**EXERCISE OBJECTIVE:**
Report how many lines contain "最终在逆境中实现了千亿跨越"; state the number and nothing else.
• • •
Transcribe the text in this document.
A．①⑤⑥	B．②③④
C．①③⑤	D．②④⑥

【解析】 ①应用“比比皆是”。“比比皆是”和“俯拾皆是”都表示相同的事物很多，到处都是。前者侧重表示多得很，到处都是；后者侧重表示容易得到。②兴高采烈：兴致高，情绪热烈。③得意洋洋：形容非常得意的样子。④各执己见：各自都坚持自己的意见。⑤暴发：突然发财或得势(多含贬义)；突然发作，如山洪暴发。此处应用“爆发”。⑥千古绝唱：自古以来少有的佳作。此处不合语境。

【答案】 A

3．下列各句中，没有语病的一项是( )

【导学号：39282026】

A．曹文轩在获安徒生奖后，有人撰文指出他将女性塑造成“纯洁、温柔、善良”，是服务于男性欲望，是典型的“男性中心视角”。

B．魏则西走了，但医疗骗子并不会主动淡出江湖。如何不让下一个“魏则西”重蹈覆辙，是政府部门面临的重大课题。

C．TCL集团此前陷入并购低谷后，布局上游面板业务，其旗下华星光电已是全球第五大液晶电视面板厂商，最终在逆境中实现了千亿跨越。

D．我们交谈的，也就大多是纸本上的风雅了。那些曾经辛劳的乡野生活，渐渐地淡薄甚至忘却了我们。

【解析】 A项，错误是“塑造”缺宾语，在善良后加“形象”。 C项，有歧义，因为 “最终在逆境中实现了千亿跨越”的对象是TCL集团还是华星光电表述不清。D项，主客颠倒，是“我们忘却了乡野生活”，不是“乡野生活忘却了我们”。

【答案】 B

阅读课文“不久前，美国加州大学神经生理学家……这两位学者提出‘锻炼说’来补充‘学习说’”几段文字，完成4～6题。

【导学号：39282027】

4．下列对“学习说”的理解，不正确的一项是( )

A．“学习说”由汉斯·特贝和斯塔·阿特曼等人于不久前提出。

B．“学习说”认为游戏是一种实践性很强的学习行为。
• • •
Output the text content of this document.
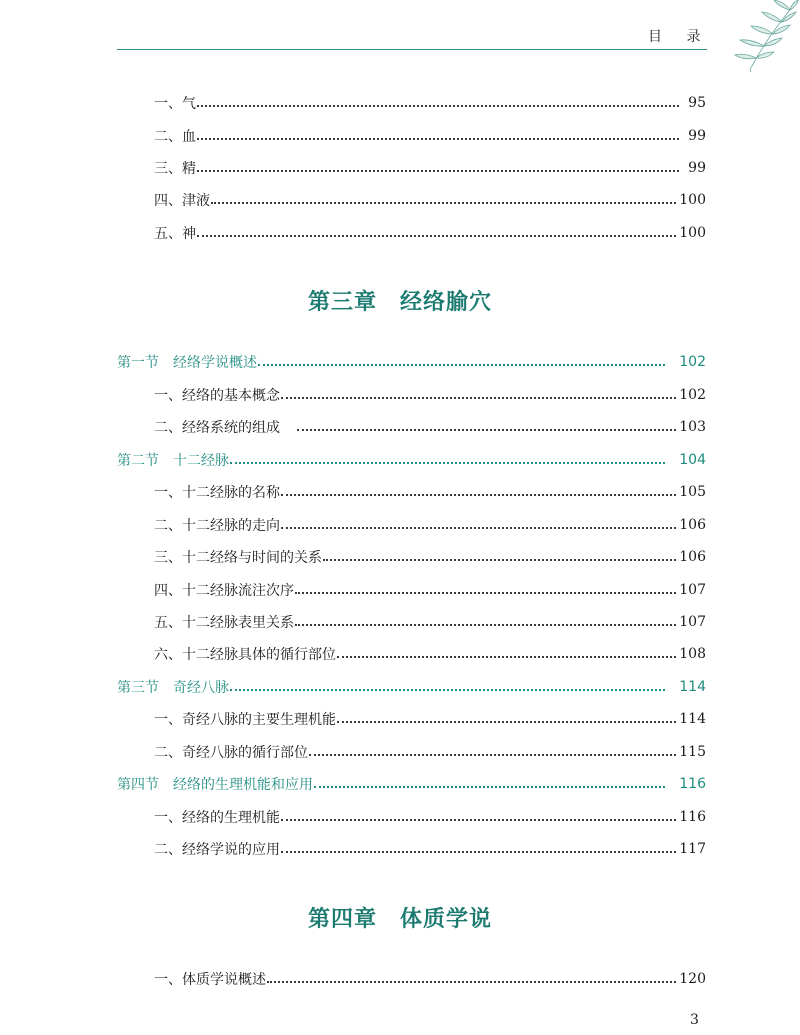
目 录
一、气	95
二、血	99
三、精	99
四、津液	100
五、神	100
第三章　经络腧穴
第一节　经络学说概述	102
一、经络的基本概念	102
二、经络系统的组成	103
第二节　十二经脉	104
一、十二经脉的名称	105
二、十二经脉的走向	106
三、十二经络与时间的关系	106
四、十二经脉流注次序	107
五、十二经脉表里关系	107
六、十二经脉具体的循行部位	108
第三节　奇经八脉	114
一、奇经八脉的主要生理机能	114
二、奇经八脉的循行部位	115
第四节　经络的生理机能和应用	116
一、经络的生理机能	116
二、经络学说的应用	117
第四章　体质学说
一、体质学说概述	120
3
• • •
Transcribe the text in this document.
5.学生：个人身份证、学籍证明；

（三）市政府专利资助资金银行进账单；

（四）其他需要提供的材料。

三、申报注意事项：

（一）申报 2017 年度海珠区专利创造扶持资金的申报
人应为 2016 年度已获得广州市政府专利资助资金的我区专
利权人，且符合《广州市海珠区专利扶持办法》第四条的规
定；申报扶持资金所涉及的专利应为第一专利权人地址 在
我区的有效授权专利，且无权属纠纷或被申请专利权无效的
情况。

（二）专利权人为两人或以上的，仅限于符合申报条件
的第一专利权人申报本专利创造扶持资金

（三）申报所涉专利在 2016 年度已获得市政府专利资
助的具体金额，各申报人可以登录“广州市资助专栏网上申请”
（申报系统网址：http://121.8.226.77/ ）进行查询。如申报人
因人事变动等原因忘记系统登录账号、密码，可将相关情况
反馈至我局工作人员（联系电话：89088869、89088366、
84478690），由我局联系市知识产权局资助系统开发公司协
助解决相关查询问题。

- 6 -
• • •
**TASK RESPONSE:**
2